Problem requirements
In the material below, list every line carrying the string "business".

Extracted entries
______________________________

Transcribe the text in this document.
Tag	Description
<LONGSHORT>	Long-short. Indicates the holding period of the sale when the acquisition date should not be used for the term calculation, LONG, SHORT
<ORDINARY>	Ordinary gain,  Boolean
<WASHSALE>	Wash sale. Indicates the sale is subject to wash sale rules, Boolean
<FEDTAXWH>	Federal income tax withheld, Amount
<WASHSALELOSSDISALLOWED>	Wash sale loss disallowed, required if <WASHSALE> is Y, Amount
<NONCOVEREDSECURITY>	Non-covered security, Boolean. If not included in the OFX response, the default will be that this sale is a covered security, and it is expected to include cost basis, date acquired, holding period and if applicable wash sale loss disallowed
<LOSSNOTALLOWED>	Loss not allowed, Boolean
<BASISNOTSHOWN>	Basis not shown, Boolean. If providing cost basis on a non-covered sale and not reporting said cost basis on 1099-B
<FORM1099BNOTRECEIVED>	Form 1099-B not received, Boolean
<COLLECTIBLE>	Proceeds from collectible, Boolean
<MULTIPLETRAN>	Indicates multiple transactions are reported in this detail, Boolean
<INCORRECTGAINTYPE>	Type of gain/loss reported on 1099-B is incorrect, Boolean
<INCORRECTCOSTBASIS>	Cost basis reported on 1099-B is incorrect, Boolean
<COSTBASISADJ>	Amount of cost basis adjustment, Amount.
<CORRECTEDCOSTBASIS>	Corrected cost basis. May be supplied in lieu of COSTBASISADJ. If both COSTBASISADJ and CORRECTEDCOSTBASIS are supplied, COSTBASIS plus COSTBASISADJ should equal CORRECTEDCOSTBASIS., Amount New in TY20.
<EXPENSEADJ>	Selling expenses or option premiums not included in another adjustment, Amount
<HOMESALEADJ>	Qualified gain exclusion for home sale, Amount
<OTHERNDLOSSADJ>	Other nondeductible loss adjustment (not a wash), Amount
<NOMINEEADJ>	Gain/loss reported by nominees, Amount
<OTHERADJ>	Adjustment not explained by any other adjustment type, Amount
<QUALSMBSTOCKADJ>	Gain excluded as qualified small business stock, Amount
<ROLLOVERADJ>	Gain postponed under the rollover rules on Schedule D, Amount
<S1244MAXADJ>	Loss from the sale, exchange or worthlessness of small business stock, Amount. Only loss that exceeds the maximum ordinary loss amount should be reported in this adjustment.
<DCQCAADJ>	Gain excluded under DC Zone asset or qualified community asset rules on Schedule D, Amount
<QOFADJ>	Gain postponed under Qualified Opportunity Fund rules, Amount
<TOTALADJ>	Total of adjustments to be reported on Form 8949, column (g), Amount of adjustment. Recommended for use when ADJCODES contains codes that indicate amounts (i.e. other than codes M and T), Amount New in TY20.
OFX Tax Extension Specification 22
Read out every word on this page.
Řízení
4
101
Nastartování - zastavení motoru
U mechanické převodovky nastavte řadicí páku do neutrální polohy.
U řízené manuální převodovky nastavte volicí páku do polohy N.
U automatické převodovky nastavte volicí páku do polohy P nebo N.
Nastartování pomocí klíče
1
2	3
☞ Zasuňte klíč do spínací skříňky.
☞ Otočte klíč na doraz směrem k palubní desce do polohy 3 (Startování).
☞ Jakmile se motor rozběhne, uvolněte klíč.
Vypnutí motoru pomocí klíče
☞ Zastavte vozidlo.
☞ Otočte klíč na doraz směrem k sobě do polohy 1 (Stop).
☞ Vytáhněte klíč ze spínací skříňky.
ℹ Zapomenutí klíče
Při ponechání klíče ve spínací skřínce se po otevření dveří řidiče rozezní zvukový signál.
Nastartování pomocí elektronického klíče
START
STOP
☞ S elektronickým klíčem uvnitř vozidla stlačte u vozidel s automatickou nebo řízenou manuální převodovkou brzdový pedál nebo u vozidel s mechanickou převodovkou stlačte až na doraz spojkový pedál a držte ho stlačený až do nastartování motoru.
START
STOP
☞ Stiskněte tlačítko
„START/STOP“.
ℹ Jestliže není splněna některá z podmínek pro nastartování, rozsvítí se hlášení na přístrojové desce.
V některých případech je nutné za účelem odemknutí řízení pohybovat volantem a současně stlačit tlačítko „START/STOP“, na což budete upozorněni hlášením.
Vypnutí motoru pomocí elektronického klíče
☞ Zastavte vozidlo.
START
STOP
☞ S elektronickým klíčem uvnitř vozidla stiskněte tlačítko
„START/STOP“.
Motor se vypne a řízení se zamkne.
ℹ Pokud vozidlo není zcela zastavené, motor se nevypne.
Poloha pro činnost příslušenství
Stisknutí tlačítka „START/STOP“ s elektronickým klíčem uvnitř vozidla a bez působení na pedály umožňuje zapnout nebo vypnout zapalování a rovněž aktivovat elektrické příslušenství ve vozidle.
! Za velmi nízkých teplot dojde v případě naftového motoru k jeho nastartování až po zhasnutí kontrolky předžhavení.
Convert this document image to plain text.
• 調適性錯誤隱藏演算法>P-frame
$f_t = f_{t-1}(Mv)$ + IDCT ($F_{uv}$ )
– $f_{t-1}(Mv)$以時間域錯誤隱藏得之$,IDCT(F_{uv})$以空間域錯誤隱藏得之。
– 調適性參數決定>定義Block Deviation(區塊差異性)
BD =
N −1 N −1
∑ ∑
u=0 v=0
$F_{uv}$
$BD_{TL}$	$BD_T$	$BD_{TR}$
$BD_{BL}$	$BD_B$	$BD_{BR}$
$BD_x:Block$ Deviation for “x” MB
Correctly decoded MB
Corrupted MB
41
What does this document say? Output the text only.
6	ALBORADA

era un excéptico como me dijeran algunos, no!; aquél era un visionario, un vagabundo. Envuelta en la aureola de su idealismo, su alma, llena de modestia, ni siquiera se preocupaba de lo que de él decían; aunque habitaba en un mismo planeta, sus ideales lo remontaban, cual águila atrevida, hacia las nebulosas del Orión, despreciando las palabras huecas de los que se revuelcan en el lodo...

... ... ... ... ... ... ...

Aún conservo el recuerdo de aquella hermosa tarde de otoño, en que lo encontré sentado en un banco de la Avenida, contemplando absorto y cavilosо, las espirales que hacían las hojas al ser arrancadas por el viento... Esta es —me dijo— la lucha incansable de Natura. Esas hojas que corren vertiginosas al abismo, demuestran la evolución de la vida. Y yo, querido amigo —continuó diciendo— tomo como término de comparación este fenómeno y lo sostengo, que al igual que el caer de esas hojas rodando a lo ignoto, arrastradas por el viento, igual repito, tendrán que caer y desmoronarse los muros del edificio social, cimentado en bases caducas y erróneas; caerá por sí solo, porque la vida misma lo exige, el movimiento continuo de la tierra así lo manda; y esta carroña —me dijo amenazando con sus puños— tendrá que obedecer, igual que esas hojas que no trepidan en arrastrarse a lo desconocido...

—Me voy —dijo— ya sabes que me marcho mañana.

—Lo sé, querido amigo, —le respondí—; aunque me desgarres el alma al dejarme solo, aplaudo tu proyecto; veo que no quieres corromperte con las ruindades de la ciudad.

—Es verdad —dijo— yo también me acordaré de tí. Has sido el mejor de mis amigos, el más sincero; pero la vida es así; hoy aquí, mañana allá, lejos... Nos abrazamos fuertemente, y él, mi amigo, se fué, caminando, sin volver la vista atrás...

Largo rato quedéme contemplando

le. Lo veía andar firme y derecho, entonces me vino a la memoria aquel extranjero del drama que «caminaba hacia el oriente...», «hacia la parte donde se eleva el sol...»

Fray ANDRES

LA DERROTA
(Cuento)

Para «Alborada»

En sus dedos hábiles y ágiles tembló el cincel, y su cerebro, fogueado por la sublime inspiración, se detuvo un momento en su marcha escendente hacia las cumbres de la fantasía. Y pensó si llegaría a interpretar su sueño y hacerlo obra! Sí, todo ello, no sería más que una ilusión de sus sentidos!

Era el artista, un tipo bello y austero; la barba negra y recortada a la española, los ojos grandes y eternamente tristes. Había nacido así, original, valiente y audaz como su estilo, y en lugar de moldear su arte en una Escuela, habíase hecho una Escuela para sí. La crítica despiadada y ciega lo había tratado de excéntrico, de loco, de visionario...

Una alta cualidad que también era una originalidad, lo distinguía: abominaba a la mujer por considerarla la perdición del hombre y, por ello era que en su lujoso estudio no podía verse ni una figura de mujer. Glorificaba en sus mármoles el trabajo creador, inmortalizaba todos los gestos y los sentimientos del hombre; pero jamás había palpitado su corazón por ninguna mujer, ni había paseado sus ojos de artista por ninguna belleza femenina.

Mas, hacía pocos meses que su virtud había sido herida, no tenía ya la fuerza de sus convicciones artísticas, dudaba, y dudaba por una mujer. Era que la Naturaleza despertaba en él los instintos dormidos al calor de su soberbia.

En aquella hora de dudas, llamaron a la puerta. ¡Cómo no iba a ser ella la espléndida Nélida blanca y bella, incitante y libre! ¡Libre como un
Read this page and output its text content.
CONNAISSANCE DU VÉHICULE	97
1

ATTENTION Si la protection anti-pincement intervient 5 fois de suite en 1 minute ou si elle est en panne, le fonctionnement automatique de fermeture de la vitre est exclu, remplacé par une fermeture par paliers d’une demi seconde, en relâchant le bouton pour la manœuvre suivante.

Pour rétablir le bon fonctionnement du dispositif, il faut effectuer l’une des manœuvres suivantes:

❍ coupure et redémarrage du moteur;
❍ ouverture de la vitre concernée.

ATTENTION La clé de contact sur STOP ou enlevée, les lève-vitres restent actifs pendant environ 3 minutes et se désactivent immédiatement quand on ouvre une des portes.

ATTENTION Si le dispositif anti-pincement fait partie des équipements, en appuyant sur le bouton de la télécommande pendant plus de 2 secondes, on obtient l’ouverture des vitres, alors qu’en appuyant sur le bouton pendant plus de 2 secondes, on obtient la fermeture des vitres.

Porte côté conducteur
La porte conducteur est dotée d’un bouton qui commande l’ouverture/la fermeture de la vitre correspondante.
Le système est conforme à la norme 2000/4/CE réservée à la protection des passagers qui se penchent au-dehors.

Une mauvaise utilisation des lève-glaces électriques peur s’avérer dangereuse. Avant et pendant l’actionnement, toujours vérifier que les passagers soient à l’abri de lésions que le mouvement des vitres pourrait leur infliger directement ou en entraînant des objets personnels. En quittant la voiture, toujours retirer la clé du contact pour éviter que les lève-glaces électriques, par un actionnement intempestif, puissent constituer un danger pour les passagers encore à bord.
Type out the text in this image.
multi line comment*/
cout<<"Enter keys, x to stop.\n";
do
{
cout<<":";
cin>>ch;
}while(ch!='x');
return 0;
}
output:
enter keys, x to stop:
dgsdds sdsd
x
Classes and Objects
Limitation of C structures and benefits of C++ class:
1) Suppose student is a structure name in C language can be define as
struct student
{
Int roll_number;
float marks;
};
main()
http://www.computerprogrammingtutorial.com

______________________________

Output of the exercise
<QUALSMBSTOCKADJ>	Gain excluded as qualified small business stock, Amount
<S1244MAXADJ>	Loss from the sale, exchange or worthlessness of small business stock, Amount. Only loss that exceeds the maximum ordinary loss amount should be reported in this adjustment.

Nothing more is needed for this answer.